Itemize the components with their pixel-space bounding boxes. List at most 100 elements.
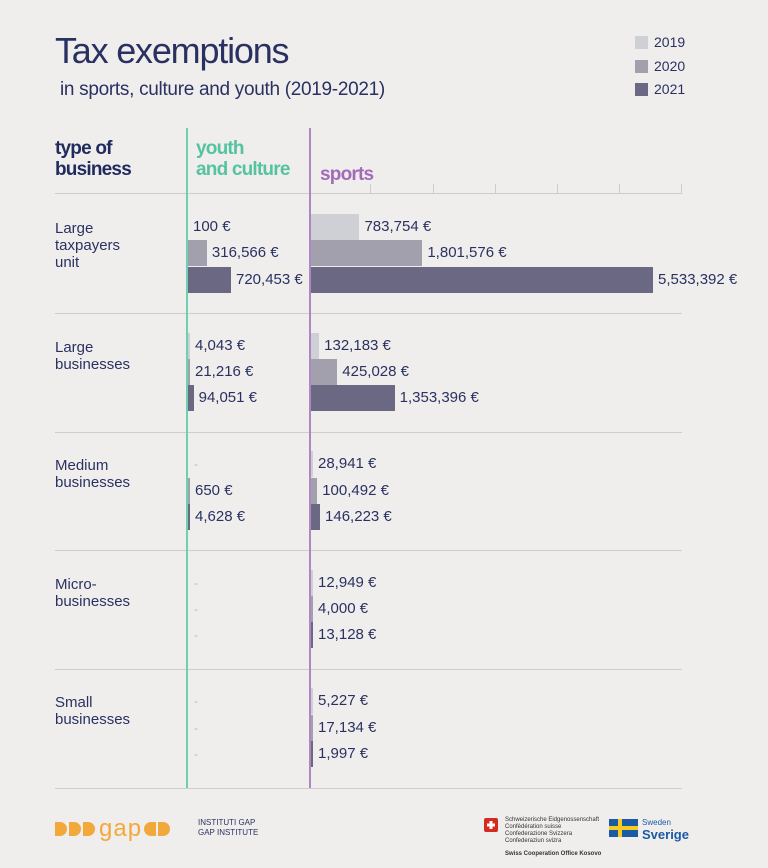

▬▬▬▬▬▬▬▬▬▬

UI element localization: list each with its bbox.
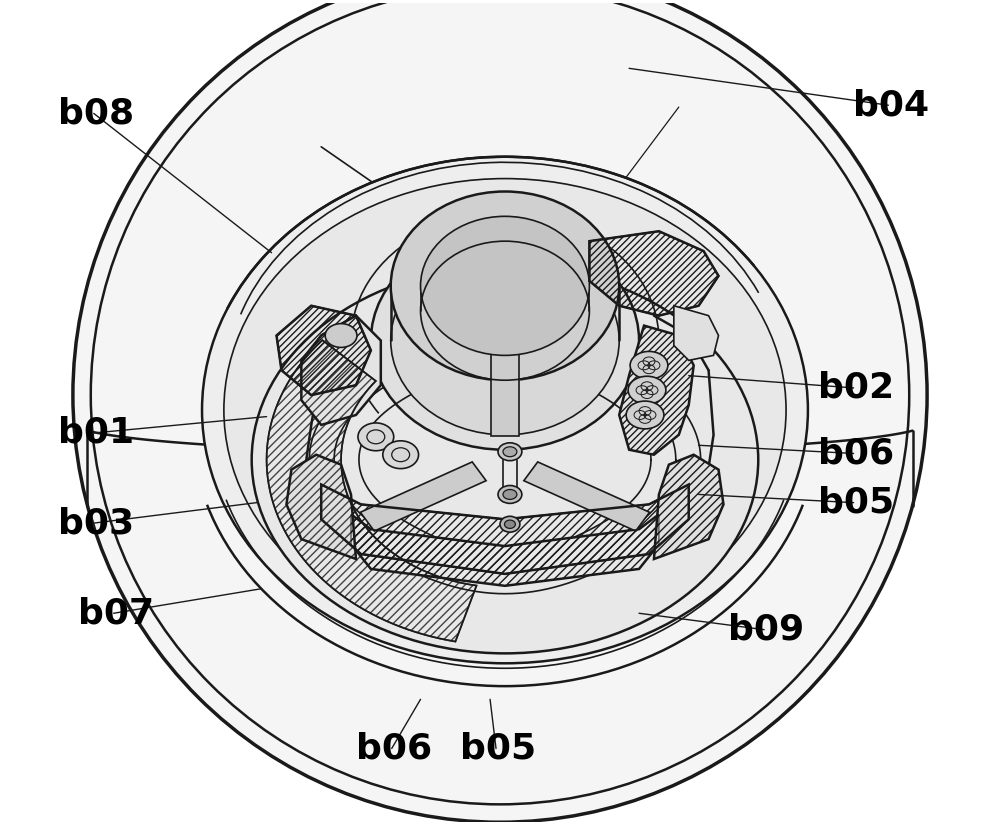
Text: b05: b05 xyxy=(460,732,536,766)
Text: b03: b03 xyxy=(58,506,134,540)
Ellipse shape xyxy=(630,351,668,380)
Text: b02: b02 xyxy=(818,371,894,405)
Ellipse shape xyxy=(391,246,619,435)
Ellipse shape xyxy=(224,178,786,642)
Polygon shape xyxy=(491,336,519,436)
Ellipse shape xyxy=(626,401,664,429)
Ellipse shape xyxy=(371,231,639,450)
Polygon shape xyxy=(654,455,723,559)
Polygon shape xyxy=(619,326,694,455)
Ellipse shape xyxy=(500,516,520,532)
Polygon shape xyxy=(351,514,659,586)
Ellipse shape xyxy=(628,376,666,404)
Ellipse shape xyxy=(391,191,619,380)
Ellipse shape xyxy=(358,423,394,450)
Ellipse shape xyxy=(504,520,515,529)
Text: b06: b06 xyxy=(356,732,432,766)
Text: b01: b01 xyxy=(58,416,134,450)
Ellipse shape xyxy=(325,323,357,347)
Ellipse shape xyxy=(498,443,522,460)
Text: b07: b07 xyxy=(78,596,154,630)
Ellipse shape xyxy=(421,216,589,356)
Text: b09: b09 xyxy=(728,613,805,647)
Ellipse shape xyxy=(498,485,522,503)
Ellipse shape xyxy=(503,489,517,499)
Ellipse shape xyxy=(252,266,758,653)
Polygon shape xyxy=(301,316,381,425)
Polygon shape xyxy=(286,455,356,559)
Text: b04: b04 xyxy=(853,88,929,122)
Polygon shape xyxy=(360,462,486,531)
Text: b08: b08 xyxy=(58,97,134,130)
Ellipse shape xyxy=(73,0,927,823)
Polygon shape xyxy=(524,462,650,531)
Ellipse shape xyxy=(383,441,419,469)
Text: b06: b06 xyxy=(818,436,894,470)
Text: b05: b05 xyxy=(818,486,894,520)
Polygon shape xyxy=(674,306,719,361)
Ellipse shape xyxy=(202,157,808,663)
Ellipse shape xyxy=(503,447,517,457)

▬▬▬▬▬▬▬▬▬▬

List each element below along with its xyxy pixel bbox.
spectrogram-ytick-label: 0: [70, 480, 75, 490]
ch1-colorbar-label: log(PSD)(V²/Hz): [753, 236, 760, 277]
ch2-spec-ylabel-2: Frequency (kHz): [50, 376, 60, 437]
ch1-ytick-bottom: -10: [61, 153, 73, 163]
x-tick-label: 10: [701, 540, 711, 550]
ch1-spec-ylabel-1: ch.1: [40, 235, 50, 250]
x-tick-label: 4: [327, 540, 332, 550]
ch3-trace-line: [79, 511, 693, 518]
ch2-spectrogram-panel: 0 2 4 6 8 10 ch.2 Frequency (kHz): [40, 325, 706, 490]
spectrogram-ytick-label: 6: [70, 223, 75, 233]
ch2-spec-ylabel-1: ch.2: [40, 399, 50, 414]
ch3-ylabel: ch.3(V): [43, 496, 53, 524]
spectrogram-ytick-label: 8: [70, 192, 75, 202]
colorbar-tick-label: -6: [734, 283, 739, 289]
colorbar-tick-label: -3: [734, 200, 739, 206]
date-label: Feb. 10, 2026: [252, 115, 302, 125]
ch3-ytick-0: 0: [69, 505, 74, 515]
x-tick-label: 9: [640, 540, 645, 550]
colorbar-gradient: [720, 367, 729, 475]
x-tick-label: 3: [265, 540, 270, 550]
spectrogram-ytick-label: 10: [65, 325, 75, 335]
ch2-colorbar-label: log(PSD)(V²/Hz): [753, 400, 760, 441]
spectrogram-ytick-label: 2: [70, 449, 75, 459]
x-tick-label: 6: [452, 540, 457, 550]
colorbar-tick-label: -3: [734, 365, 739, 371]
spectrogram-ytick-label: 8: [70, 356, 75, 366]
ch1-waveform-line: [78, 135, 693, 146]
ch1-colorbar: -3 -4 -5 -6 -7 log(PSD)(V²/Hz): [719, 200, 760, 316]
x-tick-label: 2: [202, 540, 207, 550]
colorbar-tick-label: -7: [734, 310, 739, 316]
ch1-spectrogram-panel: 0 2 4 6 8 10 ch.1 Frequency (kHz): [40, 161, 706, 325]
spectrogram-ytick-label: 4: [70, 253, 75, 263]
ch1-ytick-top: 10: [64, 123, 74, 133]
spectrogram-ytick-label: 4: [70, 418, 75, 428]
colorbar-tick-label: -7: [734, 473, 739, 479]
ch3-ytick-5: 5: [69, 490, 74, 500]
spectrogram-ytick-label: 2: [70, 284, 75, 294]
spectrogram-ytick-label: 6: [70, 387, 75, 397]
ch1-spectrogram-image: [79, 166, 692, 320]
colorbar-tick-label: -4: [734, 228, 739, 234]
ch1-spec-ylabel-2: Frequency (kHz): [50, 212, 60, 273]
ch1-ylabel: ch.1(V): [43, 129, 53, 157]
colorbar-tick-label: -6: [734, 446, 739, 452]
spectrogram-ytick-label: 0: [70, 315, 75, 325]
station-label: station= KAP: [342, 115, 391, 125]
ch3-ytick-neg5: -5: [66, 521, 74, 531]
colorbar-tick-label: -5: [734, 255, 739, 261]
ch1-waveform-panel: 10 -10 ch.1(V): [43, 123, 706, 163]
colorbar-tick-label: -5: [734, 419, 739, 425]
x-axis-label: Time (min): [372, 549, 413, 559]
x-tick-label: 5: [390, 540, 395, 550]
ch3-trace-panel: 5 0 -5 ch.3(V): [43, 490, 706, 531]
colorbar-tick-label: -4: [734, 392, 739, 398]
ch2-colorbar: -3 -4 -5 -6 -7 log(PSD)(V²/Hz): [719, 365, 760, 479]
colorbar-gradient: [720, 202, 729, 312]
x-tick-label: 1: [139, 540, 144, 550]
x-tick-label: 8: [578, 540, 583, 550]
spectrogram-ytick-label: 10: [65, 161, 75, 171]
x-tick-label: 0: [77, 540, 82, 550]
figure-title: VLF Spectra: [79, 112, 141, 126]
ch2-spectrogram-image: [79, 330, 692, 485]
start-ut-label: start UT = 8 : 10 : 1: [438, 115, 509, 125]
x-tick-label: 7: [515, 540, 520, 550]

▬▬▬▬▬▬▬▬▬▬

SHORT TASK: Copy out the lines from the line with "List each element" to the line with "ch3-ylabel: ch.3(V): [43, 496, 53, 524]", changing "x-tick-label" to "x-axis-tick-label" and keeping everything else the same.

REPLY:
List each element below along with its xyxy pixel bbox.
spectrogram-ytick-label: 0: [70, 480, 75, 490]
ch1-colorbar-label: log(PSD)(V²/Hz): [753, 236, 760, 277]
ch2-spec-ylabel-2: Frequency (kHz): [50, 376, 60, 437]
ch1-ytick-bottom: -10: [61, 153, 73, 163]
x-axis-tick-label: 10: [701, 540, 711, 550]
ch1-spec-ylabel-1: ch.1: [40, 235, 50, 250]
x-axis-tick-label: 4: [327, 540, 332, 550]
ch3-trace-line: [79, 511, 693, 518]
ch2-spectrogram-panel: 0 2 4 6 8 10 ch.2 Frequency (kHz): [40, 325, 706, 490]
spectrogram-ytick-label: 6: [70, 223, 75, 233]
ch2-spec-ylabel-1: ch.2: [40, 399, 50, 414]
ch3-ylabel: ch.3(V): [43, 496, 53, 524]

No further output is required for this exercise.